Domesday Book on public display at Lincoln Castle
- Published

The book is on display alongside other historic documents, including one of four remaining copies of Magna Carta
The Domesday Book has gone on public display as part of a summer exhibition at Lincoln Castle.
It is on loan from its permanent home at The National Archives in London until September.
The document is said to give a unique snapshot of life either side of the Norman conquest in 1066.
It is on show alongside Lincoln's original copy of Magna Carta, a document outlining basic rights which was signed by King John in 1215.
The Domesday Book, which contains two million words, was commissioned in December 1085 by Norman king William the Conqueror after his invasion of England and lists the taxable value of his new kingdom.
Lord Cormack, chairman of the Historic Lincoln Trust, described both the occasion and document as "unique".

## Objective A
Reproduce the entries verbatim, starting at their first line and ending at the line that contains "tree-item-label: main.py [64, 594, 115, 609]", with both of those lines included.

## Records
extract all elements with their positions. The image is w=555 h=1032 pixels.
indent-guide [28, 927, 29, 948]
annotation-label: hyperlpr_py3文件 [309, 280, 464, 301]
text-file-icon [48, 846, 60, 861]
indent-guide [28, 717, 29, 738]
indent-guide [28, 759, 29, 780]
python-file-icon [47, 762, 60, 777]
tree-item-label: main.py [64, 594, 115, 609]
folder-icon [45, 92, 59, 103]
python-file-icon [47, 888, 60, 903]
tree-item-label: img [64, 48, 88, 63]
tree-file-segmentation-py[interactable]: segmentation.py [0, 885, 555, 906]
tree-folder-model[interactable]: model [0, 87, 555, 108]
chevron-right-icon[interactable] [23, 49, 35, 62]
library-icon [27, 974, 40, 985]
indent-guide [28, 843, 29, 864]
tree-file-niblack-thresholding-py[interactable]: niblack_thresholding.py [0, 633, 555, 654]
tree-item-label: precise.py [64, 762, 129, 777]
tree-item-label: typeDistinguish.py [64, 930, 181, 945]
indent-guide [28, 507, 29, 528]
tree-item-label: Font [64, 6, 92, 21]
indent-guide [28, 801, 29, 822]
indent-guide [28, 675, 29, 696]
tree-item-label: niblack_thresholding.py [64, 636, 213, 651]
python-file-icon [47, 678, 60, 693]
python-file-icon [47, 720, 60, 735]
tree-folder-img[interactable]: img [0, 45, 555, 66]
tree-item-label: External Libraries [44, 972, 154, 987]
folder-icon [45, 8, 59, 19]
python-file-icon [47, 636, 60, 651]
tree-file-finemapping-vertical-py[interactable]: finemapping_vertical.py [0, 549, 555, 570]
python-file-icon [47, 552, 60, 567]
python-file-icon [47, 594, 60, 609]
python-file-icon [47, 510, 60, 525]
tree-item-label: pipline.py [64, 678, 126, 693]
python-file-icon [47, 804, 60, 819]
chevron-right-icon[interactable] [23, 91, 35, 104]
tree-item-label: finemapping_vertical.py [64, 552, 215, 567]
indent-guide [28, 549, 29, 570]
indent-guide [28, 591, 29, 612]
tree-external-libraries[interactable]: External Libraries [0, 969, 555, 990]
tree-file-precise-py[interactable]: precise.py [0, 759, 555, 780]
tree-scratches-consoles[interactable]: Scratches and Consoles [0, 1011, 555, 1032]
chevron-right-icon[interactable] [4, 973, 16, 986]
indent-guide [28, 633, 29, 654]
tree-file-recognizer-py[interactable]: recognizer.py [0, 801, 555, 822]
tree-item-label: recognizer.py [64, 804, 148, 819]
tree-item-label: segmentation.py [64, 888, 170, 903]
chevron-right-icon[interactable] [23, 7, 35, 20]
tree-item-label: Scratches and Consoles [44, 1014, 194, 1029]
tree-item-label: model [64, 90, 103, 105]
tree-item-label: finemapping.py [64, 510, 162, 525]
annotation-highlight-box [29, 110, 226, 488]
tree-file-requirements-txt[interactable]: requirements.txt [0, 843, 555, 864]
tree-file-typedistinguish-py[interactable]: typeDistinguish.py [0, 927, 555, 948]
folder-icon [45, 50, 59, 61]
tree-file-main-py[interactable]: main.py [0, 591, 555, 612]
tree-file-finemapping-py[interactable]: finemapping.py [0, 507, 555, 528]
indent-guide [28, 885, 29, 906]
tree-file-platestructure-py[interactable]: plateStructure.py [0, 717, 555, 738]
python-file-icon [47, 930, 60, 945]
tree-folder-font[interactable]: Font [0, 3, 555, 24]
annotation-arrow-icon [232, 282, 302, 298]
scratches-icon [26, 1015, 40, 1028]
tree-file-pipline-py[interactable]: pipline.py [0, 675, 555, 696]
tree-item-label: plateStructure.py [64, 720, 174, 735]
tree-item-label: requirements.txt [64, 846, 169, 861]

## Objective B
According to the Domesday Book article, when was the Domesday Book commissioned?

## Correct response A
extract all elements with their positions. The image is w=555 h=1032 pixels.
indent-guide [28, 927, 29, 948]
annotation-label: hyperlpr_py3文件 [309, 280, 464, 301]
text-file-icon [48, 846, 60, 861]
indent-guide [28, 717, 29, 738]
indent-guide [28, 759, 29, 780]
python-file-icon [47, 762, 60, 777]
tree-item-label: main.py [64, 594, 115, 609]

## Correct response B
December 1085